■ **DATA FOR THE TASK**
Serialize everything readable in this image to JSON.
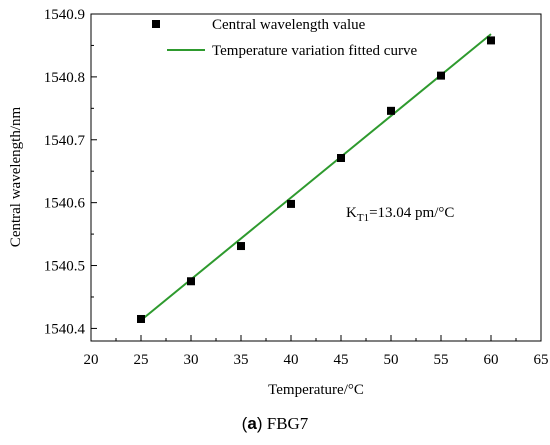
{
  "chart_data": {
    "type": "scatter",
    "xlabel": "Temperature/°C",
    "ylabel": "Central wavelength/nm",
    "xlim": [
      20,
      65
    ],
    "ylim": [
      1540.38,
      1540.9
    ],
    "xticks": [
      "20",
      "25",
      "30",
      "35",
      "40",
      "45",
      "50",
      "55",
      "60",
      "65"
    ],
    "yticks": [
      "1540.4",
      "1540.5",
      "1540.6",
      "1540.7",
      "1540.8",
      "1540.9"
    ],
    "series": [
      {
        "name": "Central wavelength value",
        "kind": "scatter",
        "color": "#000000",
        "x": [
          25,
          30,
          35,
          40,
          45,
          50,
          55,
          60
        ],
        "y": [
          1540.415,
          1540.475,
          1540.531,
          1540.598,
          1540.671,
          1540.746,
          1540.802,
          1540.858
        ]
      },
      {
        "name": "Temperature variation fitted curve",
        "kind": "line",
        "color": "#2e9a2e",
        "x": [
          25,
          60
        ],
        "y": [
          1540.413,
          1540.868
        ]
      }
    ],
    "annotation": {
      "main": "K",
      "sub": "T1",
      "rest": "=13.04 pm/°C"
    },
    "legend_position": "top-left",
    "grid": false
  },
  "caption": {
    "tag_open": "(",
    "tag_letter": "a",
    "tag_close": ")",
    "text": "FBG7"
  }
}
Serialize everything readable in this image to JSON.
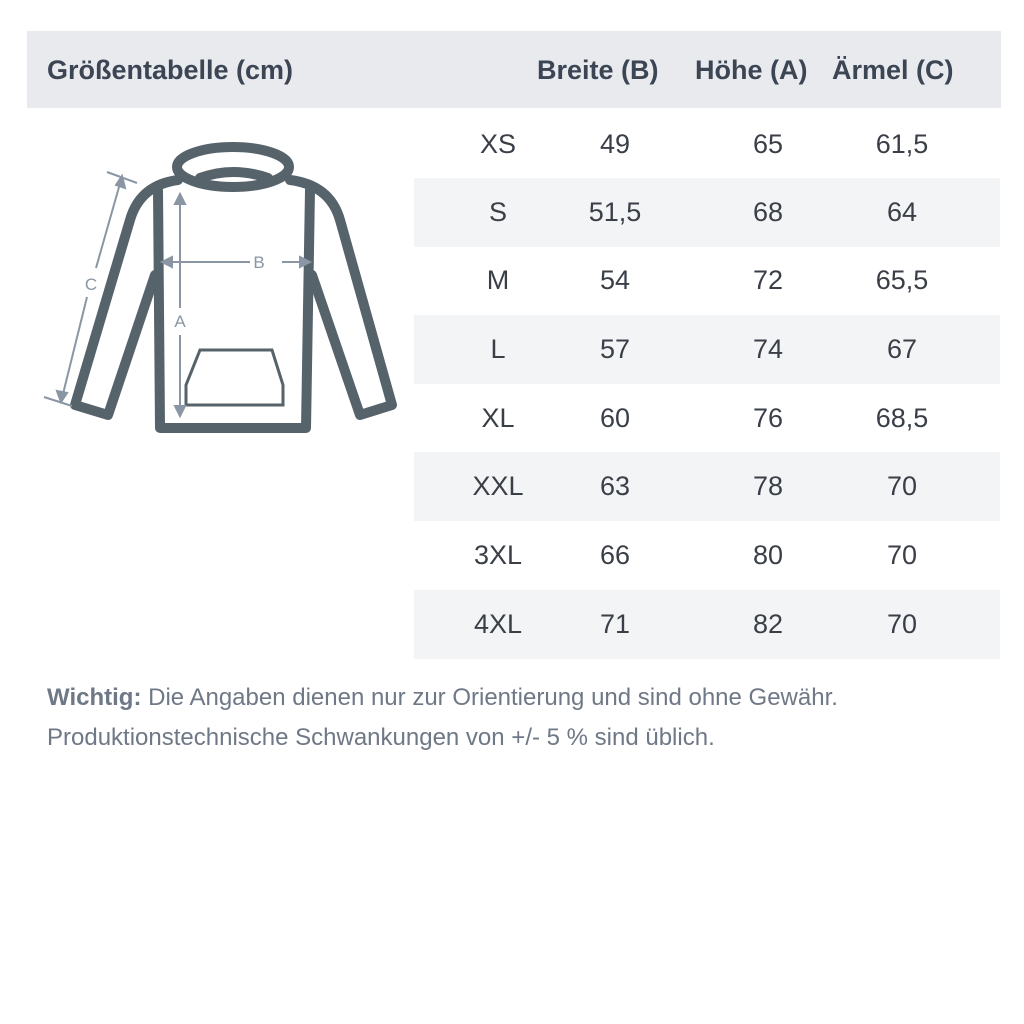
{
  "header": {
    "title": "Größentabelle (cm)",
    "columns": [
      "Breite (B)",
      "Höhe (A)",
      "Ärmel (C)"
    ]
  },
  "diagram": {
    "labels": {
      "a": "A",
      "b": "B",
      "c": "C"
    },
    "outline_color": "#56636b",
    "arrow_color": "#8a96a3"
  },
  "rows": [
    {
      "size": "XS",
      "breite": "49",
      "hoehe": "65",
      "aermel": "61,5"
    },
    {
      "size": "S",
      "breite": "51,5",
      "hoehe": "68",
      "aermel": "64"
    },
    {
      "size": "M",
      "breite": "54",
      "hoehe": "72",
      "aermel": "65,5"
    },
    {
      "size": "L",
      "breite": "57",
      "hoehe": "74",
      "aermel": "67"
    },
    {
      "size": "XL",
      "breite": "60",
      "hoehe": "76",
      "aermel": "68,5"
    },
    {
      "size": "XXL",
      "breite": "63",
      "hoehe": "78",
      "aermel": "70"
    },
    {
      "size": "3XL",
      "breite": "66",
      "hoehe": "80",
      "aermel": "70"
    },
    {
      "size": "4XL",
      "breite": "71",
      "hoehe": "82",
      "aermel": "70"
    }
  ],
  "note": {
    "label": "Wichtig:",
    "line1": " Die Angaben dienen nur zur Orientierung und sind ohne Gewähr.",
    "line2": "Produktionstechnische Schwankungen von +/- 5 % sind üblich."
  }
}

■ **EXERCISE INSTRUCTIONS**
Output each line exactly; omit every picture.

■ **EXERCISE RESPONSE**
Serialize everything readable in this image to JSON.
{
  "chart_data": {
    "type": "scatter",
    "xlabel": "Temperature/°C",
    "ylabel": "Central wavelength/nm",
    "xlim": [
      20,
      65
    ],
    "ylim": [
      1540.38,
      1540.9
    ],
    "xticks": [
      "20",
      "25",
      "30",
      "35",
      "40",
      "45",
      "50",
      "55",
      "60",
      "65"
    ],
    "yticks": [
      "1540.4",
      "1540.5",
      "1540.6",
      "1540.7",
      "1540.8",
      "1540.9"
    ],
    "series": [
      {
        "name": "Central wavelength value",
        "kind": "scatter",
        "color": "#000000",
        "x": [
          25,
          30,
          35,
          40,
          45,
          50,
          55,
          60
        ],
        "y": [
          1540.415,
          1540.475,
          1540.531,
          1540.598,
          1540.671,
          1540.746,
          1540.802,
          1540.858
        ]
      },
      {
        "name": "Temperature variation fitted curve",
        "kind": "line",
        "color": "#2e9a2e",
        "x": [
          25,
          60
        ],
        "y": [
          1540.413,
          1540.868
        ]
      }
    ],
    "annotation": {
      "main": "K",
      "sub": "T1",
      "rest": "=13.04 pm/°C"
    },
    "legend_position": "top-left",
    "grid": false
  },
  "caption": {
    "tag_open": "(",
    "tag_letter": "a",
    "tag_close": ")",
    "text": "FBG7"
  }
}
Serialize everything readable in this image to JSON.
{
  "header": {
    "title": "Größentabelle (cm)",
    "columns": [
      "Breite (B)",
      "Höhe (A)",
      "Ärmel (C)"
    ]
  },
  "diagram": {
    "labels": {
      "a": "A",
      "b": "B",
      "c": "C"
    },
    "outline_color": "#56636b",
    "arrow_color": "#8a96a3"
  },
  "rows": [
    {
      "size": "XS",
      "breite": "49",
      "hoehe": "65",
      "aermel": "61,5"
    },
    {
      "size": "S",
      "breite": "51,5",
      "hoehe": "68",
      "aermel": "64"
    },
    {
      "size": "M",
      "breite": "54",
      "hoehe": "72",
      "aermel": "65,5"
    },
    {
      "size": "L",
      "breite": "57",
      "hoehe": "74",
      "aermel": "67"
    },
    {
      "size": "XL",
      "breite": "60",
      "hoehe": "76",
      "aermel": "68,5"
    },
    {
      "size": "XXL",
      "breite": "63",
      "hoehe": "78",
      "aermel": "70"
    },
    {
      "size": "3XL",
      "breite": "66",
      "hoehe": "80",
      "aermel": "70"
    },
    {
      "size": "4XL",
      "breite": "71",
      "hoehe": "82",
      "aermel": "70"
    }
  ],
  "note": {
    "label": "Wichtig:",
    "line1": " Die Angaben dienen nur zur Orientierung und sind ohne Gewähr.",
    "line2": "Produktionstechnische Schwankungen von +/- 5 % sind üblich."
  }
}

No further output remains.